Return every line of the data below that includes the string "Marty".

### Task data ###

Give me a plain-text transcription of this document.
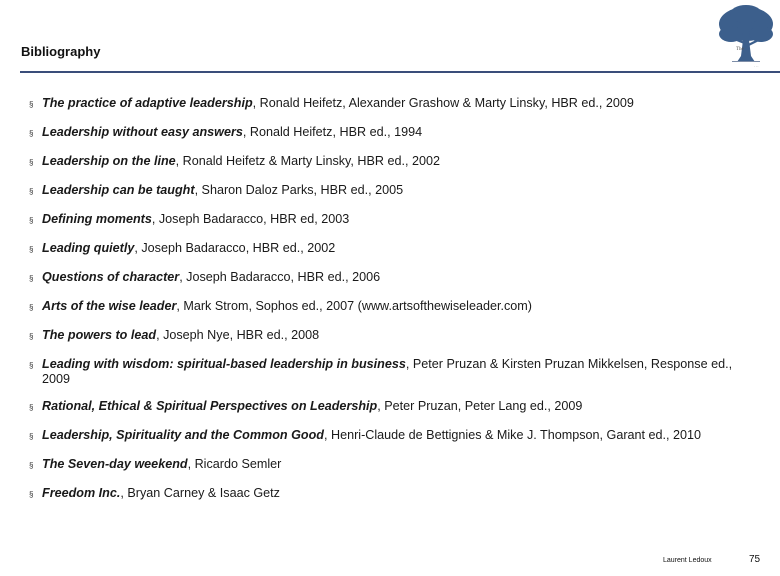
Bibliography	The
. . .
§ The practice of adaptive leadership, Ronald Heifetz, Alexander Grashow & Marty Linsky, HBR ed., 2009
§ Leadership without easy answers, Ronald Heifetz, HBR ed., 1994
§ Leadership on the line, Ronald Heifetz & Marty Linsky, HBR ed., 2002
§ Leadership can be taught, Sharon Daloz Parks, HBR ed., 2005
§ Defining moments, Joseph Badaracco, HBR ed, 2003
§ Leading quietly, Joseph Badaracco, HBR ed., 2002
§ Questions of character, Joseph Badaracco, HBR ed., 2006
§ Arts of the wise leader, Mark Strom, Sophos ed., 2007 (www.artsofthewiseleader.com)
§ The powers to lead, Joseph Nye, HBR ed., 2008
§ Leading with wisdom: spiritual-based leadership in business, Peter Pruzan & Kirsten Pruzan Mikkelsen, Response ed., 2009
§ Rational, Ethical & Spiritual Perspectives on Leadership, Peter Pruzan, Peter Lang ed., 2009
§ Leadership, Spirituality and the Common Good, Henri-Claude de Bettignies & Mike J. Thompson, Garant ed., 2010
§ The Seven-day weekend, Ricardo Semler
§ Freedom Inc., Bryan Carney & Isaac Getz
Laurent Ledoux	75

###

Task response
§ The practice of adaptive leadership, Ronald Heifetz, Alexander Grashow & Marty Linsky, HBR ed., 2009
§ Leadership on the line, Ronald Heifetz & Marty Linsky, HBR ed., 2002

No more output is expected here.